Would you filter the listing below so that only lines with the word "Daily" remain?

━━━━━━━━━━━━━━━━

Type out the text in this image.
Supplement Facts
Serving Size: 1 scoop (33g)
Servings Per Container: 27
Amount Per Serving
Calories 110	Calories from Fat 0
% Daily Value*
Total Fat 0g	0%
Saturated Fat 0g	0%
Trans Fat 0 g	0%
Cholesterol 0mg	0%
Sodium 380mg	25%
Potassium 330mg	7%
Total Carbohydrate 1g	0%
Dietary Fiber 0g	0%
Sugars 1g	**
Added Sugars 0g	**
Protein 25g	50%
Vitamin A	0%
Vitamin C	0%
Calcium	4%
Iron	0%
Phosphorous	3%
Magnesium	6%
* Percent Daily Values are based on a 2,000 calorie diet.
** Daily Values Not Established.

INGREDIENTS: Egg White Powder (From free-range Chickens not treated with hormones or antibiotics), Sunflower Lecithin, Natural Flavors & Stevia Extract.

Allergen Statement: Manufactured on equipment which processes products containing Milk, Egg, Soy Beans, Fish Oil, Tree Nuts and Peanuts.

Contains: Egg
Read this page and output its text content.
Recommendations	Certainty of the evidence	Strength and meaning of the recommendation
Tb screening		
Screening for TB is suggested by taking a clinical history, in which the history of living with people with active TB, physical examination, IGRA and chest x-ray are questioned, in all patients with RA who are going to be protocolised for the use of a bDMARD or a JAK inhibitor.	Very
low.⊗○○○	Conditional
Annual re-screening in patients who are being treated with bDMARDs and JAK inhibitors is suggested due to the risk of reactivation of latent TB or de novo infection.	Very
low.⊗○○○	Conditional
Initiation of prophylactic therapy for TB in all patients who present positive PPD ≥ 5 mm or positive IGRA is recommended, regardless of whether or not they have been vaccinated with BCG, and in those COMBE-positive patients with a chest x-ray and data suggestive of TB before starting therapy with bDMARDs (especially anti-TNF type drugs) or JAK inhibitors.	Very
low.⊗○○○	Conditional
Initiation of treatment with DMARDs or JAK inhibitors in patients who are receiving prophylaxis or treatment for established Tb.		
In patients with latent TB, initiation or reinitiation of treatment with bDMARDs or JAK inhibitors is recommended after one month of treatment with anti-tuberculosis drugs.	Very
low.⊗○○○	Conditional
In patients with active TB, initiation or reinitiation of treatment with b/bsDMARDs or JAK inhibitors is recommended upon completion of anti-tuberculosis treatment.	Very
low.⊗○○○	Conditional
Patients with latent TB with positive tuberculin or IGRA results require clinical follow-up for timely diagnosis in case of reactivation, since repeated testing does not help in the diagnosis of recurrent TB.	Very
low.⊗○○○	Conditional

━━━━━━━━━━━━━━━━

> [ANSWER TO THE PROBLEM]
% Daily Value*
* Percent Daily Values are based on a 2,000 calorie diet.
** Daily Values Not Established.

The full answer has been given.